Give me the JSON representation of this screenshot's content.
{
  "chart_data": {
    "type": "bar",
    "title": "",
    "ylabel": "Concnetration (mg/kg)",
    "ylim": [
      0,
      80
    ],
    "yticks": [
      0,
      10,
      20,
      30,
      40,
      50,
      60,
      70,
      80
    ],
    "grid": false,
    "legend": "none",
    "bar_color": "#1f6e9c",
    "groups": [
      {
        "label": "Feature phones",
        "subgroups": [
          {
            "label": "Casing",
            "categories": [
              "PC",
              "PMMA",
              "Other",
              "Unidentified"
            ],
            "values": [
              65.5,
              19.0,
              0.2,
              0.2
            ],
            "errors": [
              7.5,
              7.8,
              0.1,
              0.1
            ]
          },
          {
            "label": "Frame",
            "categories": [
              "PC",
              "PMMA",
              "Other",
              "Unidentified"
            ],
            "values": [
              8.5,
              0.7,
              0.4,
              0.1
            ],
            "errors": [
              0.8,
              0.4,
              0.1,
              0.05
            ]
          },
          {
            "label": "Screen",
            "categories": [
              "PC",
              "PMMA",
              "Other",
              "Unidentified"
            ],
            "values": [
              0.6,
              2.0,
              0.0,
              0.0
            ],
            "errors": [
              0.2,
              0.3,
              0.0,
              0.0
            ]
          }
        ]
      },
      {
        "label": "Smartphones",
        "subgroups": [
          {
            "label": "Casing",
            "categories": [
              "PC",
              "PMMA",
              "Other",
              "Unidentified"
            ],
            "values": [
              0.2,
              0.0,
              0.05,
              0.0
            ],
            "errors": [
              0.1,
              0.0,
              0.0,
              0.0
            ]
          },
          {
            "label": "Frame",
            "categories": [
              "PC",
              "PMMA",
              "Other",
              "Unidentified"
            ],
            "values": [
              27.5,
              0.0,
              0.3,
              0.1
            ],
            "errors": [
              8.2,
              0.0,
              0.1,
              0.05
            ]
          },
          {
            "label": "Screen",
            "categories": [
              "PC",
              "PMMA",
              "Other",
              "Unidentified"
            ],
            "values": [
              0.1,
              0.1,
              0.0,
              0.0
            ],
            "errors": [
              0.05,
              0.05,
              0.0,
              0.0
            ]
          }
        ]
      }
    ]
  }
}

◇ ◇ ◇ ◇ ◇

### PROMPT
Output each record exactly, leaving nothing out.

### SOLUTION FOR THIS TASK
Give me the JSON representation of this screenshot's content.
{
  "chart_data": {
    "type": "bar",
    "title": "",
    "ylabel": "Concnetration (mg/kg)",
    "ylim": [
      0,
      80
    ],
    "yticks": [
      0,
      10,
      20,
      30,
      40,
      50,
      60,
      70,
      80
    ],
    "grid": false,
    "legend": "none",
    "bar_color": "#1f6e9c",
    "groups": [
      {
        "label": "Feature phones",
        "subgroups": [
          {
            "label": "Casing",
            "categories": [
              "PC",
              "PMMA",
              "Other",
              "Unidentified"
            ],
            "values": [
              65.5,
              19.0,
              0.2,
              0.2
            ],
            "errors": [
              7.5,
              7.8,
              0.1,
              0.1
            ]
          },
          {
            "label": "Frame",
            "categories": [
              "PC",
              "PMMA",
              "Other",
              "Unidentified"
            ],
            "values": [
              8.5,
              0.7,
              0.4,
              0.1
            ],
            "errors": [
              0.8,
              0.4,
              0.1,
              0.05
            ]
          },
          {
            "label": "Screen",
            "categories": [
              "PC",
              "PMMA",
              "Other",
              "Unidentified"
            ],
            "values": [
              0.6,
              2.0,
              0.0,
              0.0
            ],
            "errors": [
              0.2,
              0.3,
              0.0,
              0.0
            ]
          }
        ]
      },
      {
        "label": "Smartphones",
        "subgroups": [
          {
            "label": "Casing",
            "categories": [
              "PC",
              "PMMA",
              "Other",
              "Unidentified"
            ],
            "values": [
              0.2,
              0.0,
              0.05,
              0.0
            ],
            "errors": [
              0.1,
              0.0,
              0.0,
              0.0
            ]
          },
          {
            "label": "Frame",
            "categories": [
              "PC",
              "PMMA",
              "Other",
              "Unidentified"
            ],
            "values": [
              27.5,
              0.0,
              0.3,
              0.1
            ],
            "errors": [
              8.2,
              0.0,
              0.1,
              0.05
            ]
          },
          {
            "label": "Screen",
            "categories": [
              "PC",
              "PMMA",
              "Other",
              "Unidentified"
            ],
            "values": [
              0.1,
              0.1,
              0.0,
              0.0
            ],
            "errors": [
              0.05,
              0.05,
              0.0,
              0.0
            ]
          }
        ]
      }
    ]
  }
}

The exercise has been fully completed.